>> start Excerpted records

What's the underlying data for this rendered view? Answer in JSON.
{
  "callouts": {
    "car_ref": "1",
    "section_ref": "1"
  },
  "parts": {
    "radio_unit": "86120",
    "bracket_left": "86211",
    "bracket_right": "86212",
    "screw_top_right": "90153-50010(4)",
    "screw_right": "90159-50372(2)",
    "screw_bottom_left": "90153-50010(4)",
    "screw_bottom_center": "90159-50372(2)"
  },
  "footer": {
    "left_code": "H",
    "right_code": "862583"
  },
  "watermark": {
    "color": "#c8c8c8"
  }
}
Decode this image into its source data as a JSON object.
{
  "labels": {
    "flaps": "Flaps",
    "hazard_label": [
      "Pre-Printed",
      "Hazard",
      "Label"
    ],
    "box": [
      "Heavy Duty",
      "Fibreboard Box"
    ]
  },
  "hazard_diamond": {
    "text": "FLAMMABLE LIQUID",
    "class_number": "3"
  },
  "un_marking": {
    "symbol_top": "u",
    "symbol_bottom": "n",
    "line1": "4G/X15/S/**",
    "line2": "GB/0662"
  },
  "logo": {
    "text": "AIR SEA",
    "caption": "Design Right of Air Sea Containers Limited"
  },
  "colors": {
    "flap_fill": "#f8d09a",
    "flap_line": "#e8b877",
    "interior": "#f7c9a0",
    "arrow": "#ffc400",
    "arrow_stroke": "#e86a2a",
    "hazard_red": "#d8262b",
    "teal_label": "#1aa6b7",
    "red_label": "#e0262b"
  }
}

>> end Excerpted records

→ **What is required**
Extract, unchanged, the closing run of lines that opens with the line containing "Decode this image" and ends with the last line.

→ **Exercise response**
Decode this image into its source data as a JSON object.
{
  "labels": {
    "flaps": "Flaps",
    "hazard_label": [
      "Pre-Printed",
      "Hazard",
      "Label"
    ],
    "box": [
      "Heavy Duty",
      "Fibreboard Box"
    ]
  },
  "hazard_diamond": {
    "text": "FLAMMABLE LIQUID",
    "class_number": "3"
  },
  "un_marking": {
    "symbol_top": "u",
    "symbol_bottom": "n",
    "line1": "4G/X15/S/**",
    "line2": "GB/0662"
  },
  "logo": {
    "text": "AIR SEA",
    "caption": "Design Right of Air Sea Containers Limited"
  },
  "colors": {
    "flap_fill": "#f8d09a",
    "flap_line": "#e8b877",
    "interior": "#f7c9a0",
    "arrow": "#ffc400",
    "arrow_stroke": "#e86a2a",
    "hazard_red": "#d8262b",
    "teal_label": "#1aa6b7",
    "red_label": "#e0262b"
  }
}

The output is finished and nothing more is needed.